PROBLEMA 1:
Responde con datos del fragmento sobre Olmedo y Estella:
(a) ¿En qué año fue conquistada Olmedo?
(b) ¿Qué grabó Alfonso VI en el escudo de Olmedo?
(c) ¿Con qué gente repobló Sancho Ramírez la antigua Lizarra?

FRAGMENTO DE LECTURA:
◆ ◆ ◆ ◆

El resto es ya historia. Olmedo fue conquistada en el año 1084 y Aventaje derrotado.
No obstante, aún sucedería algo más. Tras el fin de las hostilidades, el rey mandó explorar el pozo que la Virgen había iluminado para él y no se detuvo hasta encontrar la primitiva efigie de san Silvestre sumergida en una especie de baño de aceite. Fue así como —siempre según la leyenda— el rey clavó el pendón sobre el pozo y prometió levantar allí mismo una ermita. Y en justo recuerdo de la aparición, Alfonso VI grabó en el escudo de Olmedo cuatro lises y una estrella, en gratitud a la Estrella Celestial María Santísima que le valió la victoria.
Escudo de Olmedo.
Es-tre-lla
Si la heráldica es importante a la hora de rastrear la presencia de una luz popular, no lo es menos la etimología de algunos lugares. La fundación mítica de Estella (Navarra) —palabra que, obviamente, significa «estrella»— también vino precedida por un acontecimiento de similar factura a los ya descritos. Debe saberse que la antigua Lizarra fue creada en el siglo IX, en torno a un pequeño caserío, por Sancho Ramírez, que la repobló de francos. Esta villa, según rezaba la guía medieval del Codex Calixtino, «ofrecía al peregrino buen pan, excelente vino, mucha carne y pescado y estaba llena de felicidad». Tanto la población de entonces como la de ahora se extiende en torno a un pequeño montículo coronado por un castillo del que tan sólo se conservan poco más que los cimientos. Estella nace, pues, para servir de punto estratégico en el trazado del Camino de Santiago, aunque la tradición añade algo más...

◆ ◆ ◆ ◆

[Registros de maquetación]

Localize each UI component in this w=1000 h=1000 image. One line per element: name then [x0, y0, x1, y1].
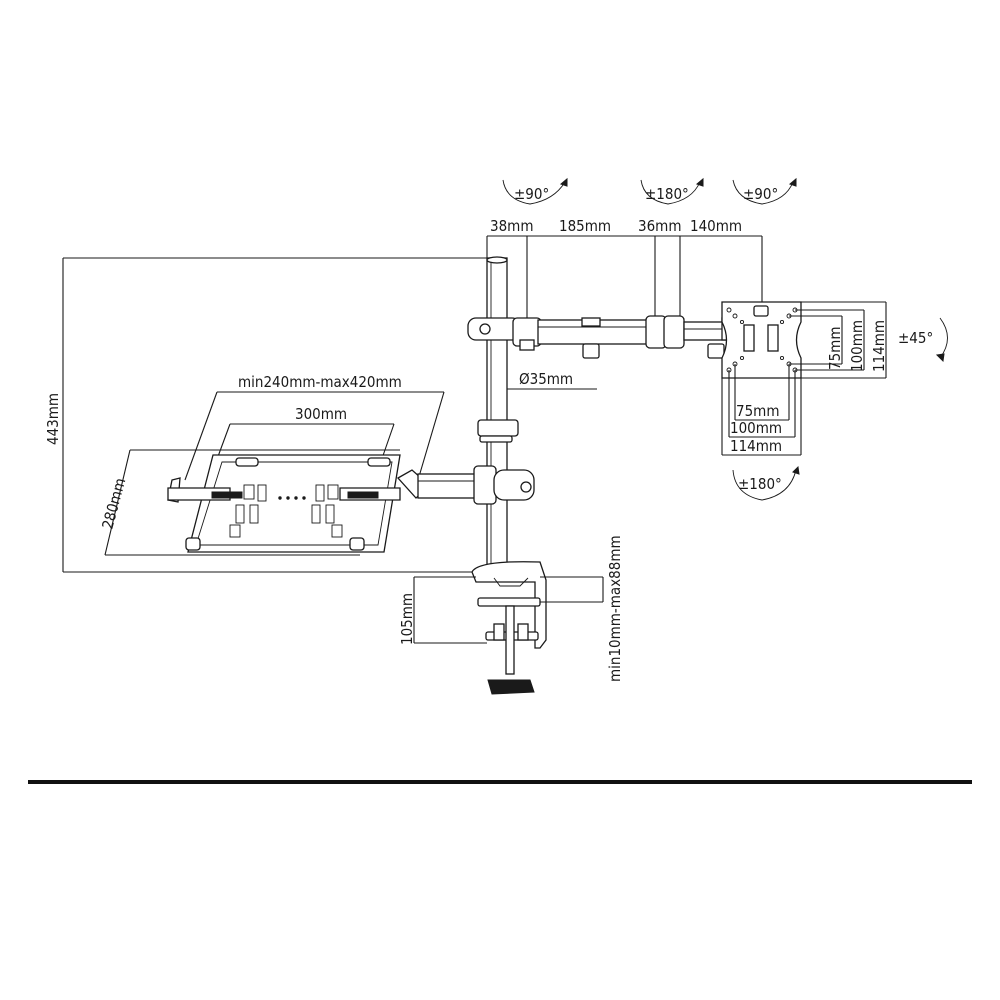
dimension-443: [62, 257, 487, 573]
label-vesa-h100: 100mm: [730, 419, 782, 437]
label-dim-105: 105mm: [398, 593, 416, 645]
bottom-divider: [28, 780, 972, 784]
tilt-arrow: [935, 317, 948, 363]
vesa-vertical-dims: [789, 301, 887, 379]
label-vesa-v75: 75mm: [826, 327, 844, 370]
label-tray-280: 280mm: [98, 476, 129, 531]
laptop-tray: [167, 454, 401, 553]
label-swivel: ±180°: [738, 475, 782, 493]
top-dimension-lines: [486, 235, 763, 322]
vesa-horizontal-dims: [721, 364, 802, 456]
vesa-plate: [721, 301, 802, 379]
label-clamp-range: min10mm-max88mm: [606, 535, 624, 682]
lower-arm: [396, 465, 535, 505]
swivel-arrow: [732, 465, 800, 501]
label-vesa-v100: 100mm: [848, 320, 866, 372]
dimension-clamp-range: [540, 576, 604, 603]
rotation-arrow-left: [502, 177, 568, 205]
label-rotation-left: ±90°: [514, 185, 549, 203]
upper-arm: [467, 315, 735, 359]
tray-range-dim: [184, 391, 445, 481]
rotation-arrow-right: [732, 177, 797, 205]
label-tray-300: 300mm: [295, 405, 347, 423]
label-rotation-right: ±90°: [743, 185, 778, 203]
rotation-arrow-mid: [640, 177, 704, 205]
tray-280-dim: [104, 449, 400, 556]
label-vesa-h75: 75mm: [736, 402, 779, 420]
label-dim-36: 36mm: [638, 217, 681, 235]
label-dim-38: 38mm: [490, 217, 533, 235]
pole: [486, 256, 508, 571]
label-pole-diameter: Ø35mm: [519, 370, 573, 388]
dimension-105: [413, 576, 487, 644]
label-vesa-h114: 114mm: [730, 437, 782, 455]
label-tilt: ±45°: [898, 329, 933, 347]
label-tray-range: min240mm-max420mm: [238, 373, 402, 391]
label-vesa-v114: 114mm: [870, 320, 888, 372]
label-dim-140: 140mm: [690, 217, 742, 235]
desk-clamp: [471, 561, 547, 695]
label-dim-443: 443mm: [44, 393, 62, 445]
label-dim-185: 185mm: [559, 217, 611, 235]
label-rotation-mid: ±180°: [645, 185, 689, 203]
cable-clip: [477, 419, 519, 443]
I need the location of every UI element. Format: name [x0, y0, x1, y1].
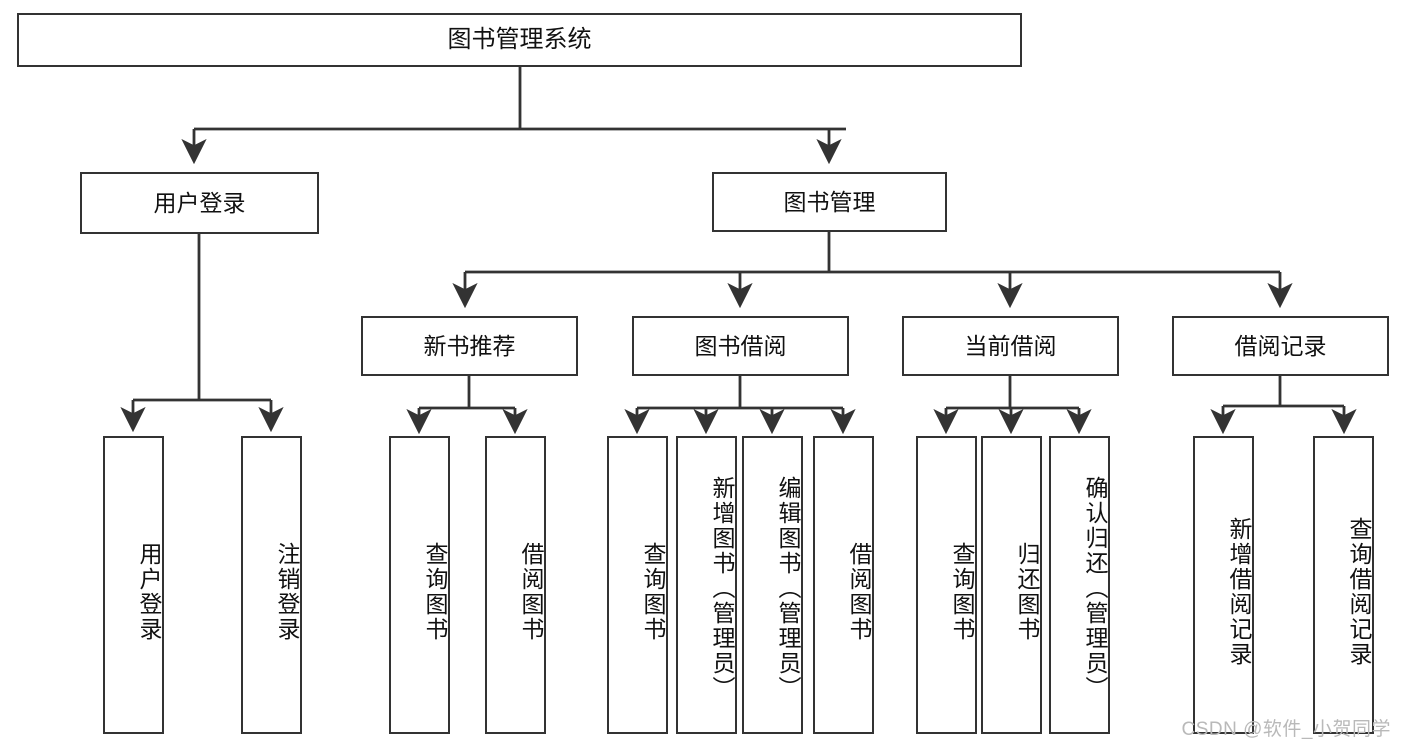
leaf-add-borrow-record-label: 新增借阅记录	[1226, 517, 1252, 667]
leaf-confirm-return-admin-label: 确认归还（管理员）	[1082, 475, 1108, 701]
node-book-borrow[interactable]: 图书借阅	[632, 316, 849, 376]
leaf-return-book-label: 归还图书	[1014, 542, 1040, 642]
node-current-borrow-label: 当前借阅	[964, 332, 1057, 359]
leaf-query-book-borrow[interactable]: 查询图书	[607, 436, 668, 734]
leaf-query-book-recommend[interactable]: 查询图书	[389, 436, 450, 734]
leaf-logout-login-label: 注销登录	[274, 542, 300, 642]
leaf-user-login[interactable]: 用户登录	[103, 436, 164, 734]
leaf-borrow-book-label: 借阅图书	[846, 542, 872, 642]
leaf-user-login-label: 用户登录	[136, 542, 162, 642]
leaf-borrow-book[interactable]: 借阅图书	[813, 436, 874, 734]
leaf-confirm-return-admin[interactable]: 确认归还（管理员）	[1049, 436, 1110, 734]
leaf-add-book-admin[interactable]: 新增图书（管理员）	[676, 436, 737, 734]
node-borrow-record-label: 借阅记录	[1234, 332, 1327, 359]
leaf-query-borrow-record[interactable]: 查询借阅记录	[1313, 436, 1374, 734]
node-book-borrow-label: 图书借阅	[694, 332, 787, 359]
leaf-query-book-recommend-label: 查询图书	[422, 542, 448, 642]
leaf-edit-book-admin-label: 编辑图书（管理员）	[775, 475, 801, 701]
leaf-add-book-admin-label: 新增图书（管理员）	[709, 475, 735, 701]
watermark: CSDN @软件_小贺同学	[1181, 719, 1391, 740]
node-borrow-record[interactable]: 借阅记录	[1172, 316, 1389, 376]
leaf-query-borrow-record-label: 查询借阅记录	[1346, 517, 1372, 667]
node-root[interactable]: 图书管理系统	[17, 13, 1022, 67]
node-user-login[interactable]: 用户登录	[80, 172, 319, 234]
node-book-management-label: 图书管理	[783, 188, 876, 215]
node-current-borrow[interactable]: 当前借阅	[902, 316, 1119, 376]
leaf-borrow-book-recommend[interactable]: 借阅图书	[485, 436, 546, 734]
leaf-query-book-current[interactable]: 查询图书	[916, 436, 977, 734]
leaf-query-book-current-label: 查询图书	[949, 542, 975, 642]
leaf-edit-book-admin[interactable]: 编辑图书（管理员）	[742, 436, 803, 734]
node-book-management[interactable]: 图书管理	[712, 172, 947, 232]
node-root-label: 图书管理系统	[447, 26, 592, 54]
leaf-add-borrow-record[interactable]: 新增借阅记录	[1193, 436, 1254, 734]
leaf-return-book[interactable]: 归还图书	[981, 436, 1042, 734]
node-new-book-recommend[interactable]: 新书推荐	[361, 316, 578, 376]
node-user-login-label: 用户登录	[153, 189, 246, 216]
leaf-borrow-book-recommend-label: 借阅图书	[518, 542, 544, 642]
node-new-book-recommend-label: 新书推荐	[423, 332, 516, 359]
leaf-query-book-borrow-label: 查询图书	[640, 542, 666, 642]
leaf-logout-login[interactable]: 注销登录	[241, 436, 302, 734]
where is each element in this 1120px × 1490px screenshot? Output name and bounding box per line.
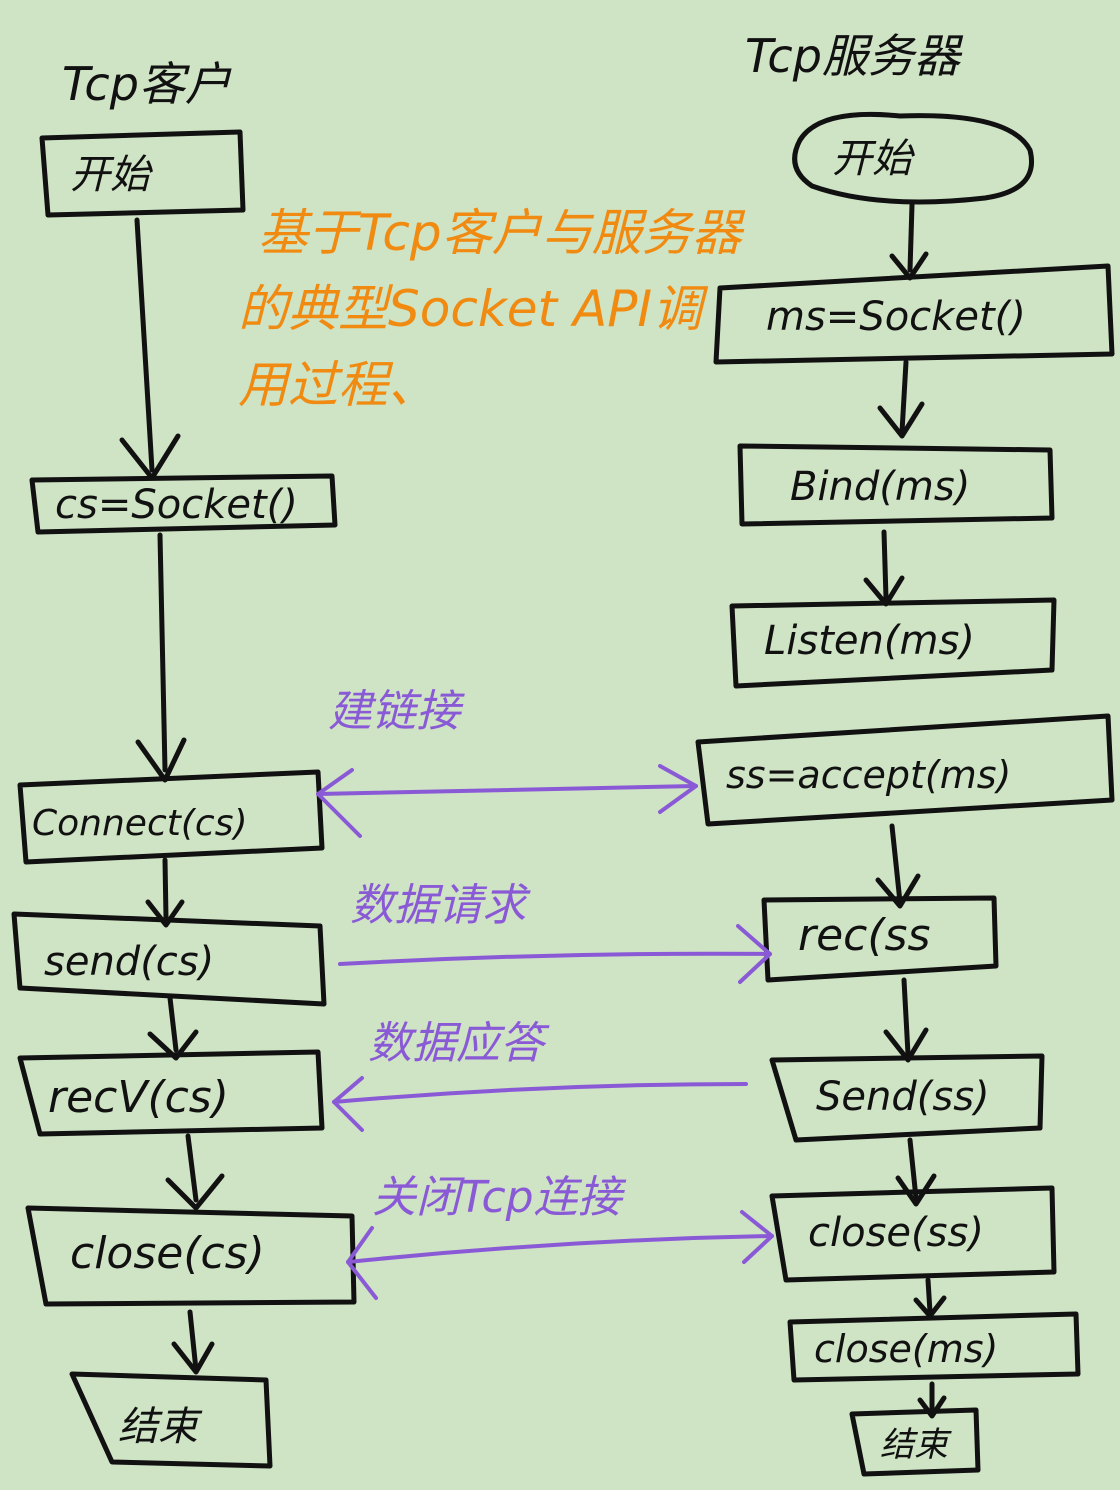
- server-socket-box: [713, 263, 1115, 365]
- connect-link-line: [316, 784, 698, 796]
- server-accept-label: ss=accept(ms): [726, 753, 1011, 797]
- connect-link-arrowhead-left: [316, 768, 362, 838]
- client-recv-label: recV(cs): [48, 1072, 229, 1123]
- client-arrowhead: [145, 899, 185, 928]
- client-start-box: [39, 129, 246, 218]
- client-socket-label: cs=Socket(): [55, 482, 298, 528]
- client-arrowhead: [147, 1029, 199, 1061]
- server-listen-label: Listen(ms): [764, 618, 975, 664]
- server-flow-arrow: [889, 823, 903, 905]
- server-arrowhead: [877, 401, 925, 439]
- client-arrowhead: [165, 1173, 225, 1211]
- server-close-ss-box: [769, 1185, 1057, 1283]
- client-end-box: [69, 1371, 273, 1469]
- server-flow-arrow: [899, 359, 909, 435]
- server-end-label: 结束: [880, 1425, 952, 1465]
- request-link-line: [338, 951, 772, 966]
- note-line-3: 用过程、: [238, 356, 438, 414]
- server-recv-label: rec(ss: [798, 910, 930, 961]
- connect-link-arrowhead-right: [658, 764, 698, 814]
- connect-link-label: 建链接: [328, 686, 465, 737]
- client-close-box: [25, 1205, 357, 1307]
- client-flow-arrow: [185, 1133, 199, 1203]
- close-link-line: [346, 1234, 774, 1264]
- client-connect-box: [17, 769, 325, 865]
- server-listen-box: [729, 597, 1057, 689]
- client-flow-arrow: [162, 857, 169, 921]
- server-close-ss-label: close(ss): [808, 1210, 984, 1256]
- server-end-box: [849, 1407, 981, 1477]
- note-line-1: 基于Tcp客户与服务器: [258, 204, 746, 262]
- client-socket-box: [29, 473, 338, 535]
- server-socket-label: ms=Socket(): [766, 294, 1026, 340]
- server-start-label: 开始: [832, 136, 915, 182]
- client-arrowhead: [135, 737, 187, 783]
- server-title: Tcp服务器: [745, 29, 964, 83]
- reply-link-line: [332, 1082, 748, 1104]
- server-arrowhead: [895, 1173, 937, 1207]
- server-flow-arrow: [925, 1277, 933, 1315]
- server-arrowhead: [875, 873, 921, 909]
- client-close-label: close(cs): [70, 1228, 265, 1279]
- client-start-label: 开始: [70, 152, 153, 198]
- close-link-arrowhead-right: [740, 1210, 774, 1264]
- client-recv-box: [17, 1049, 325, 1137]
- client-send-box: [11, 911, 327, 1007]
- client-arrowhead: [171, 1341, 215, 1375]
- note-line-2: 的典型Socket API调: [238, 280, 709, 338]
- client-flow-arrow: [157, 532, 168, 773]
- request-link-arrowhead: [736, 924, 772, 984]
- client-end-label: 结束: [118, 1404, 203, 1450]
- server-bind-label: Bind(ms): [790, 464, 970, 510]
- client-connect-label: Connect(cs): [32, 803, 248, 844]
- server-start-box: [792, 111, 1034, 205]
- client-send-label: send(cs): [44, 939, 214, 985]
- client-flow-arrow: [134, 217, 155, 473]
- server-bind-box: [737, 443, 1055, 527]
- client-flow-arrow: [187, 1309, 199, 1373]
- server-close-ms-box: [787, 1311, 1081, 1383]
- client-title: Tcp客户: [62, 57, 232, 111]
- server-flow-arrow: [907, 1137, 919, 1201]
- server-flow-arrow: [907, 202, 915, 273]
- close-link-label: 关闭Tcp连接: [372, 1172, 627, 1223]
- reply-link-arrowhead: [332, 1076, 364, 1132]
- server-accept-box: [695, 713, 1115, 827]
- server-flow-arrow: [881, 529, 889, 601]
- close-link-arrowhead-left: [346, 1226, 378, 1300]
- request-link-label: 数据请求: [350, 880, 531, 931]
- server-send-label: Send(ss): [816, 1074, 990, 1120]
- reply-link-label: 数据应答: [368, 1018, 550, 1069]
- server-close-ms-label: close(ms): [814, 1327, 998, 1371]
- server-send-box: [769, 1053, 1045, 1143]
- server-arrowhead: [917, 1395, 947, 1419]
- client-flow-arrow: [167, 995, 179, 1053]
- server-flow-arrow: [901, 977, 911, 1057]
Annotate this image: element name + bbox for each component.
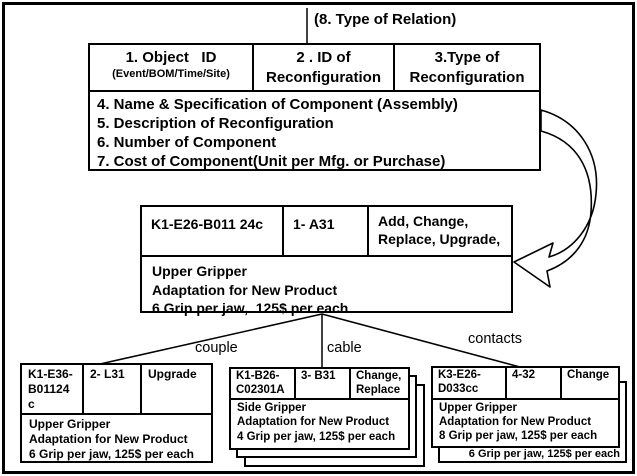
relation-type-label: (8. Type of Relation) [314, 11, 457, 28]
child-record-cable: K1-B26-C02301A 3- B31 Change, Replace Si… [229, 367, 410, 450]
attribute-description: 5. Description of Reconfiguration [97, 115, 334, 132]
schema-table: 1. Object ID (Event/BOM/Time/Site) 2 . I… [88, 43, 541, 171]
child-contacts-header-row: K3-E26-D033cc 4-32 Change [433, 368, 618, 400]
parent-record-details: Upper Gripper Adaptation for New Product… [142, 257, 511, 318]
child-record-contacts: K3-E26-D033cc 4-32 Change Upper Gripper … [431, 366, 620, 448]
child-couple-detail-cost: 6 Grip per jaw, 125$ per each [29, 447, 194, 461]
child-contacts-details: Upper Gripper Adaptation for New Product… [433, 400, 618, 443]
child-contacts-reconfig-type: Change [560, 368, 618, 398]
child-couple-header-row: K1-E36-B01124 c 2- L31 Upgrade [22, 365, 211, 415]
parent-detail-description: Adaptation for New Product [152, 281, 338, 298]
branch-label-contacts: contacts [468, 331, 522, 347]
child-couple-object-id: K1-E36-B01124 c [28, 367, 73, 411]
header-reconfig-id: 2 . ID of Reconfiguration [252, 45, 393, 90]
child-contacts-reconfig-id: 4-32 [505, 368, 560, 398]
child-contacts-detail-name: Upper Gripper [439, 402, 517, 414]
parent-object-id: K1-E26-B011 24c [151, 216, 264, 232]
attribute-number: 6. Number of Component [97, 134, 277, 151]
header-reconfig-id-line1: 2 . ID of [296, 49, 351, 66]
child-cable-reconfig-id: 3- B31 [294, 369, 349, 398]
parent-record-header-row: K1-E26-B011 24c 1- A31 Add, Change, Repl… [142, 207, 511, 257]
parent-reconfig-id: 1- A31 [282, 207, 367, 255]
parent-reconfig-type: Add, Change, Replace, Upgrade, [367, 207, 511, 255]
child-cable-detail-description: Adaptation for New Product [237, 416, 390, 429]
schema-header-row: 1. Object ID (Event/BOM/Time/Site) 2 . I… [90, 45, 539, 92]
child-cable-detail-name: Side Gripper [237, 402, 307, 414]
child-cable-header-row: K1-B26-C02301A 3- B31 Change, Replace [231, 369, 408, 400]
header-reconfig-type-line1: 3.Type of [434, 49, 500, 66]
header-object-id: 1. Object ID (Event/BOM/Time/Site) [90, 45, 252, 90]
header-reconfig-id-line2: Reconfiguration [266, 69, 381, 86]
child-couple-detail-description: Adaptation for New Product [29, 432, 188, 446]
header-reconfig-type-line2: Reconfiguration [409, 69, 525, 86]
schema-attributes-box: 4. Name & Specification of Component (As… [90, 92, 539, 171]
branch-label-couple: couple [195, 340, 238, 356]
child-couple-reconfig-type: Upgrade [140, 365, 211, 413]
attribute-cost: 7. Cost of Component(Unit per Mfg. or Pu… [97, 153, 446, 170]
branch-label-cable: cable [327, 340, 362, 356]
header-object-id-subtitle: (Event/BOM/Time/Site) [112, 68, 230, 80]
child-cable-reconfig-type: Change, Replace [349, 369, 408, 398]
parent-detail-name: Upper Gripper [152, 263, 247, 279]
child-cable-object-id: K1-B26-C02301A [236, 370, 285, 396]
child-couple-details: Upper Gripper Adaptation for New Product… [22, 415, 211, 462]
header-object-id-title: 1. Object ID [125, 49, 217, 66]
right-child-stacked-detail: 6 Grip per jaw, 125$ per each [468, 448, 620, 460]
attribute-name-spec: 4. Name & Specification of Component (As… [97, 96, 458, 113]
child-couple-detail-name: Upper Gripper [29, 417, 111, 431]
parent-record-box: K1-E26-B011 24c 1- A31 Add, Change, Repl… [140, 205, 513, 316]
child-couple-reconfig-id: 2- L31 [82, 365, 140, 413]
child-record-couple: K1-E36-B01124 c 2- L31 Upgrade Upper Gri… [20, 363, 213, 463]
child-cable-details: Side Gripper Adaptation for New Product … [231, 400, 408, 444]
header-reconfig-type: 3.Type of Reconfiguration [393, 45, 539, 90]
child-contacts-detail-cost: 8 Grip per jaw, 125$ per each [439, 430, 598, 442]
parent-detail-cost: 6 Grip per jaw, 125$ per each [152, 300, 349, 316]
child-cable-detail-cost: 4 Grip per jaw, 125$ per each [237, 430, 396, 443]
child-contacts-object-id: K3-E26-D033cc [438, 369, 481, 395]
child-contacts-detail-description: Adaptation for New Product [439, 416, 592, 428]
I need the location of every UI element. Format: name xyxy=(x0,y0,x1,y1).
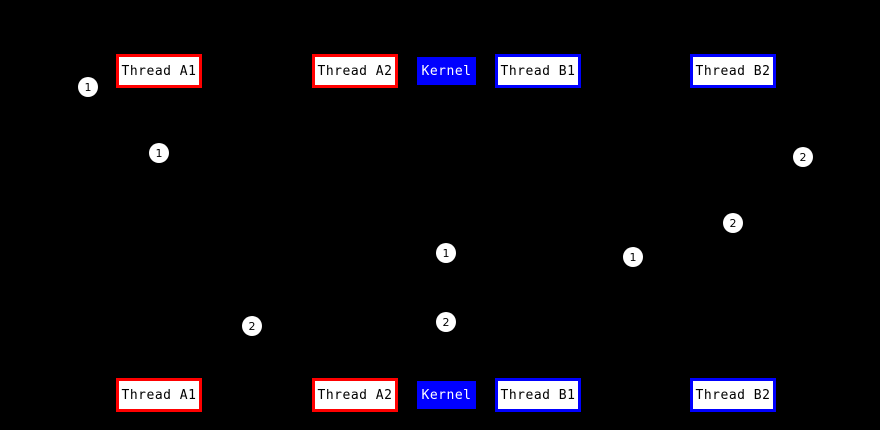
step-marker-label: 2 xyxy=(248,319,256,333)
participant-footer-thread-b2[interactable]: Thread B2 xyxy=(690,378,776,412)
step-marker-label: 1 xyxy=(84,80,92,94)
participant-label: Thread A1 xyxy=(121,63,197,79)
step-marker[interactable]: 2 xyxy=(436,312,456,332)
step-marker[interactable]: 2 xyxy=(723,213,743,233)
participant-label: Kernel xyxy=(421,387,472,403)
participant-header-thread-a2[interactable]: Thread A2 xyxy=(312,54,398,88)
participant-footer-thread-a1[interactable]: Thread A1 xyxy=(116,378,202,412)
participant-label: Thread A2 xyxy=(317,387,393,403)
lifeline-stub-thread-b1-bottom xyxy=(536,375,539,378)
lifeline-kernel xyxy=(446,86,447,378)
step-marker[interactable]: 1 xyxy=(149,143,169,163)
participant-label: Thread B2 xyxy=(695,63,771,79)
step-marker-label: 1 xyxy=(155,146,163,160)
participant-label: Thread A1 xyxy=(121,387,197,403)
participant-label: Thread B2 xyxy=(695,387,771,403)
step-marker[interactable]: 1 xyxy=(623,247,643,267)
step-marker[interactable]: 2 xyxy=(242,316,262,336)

◆ ◆ ◆ ◆

PROBLEMA 2: Repite sin cambios las filas de los registros, desde la que contiene "dimension-443: [62, 257, 487, 573]" hasta la que contiene "vesa-plate: [721, 301, 802, 379]", ambas incluidas.

SOLUCIÓN COMPLETA 1:
(a) Olmedo fue conquistada en el año 1084.
(b) Grabó cuatro lises y una estrella.
(c) La repobló de francos.

SOLUCIÓN COMPLETA 2:
dimension-443: [62, 257, 487, 573]
label-vesa-h100: 100mm: [730, 419, 782, 437]
label-dim-105: 105mm: [398, 593, 416, 645]
bottom-divider: [28, 780, 972, 784]
tilt-arrow: [935, 317, 948, 363]
vesa-vertical-dims: [789, 301, 887, 379]
label-vesa-v75: 75mm: [826, 327, 844, 370]
label-tray-280: 280mm: [98, 476, 129, 531]
laptop-tray: [167, 454, 401, 553]
label-swivel: ±180°: [738, 475, 782, 493]
top-dimension-lines: [486, 235, 763, 322]
vesa-horizontal-dims: [721, 364, 802, 456]
vesa-plate: [721, 301, 802, 379]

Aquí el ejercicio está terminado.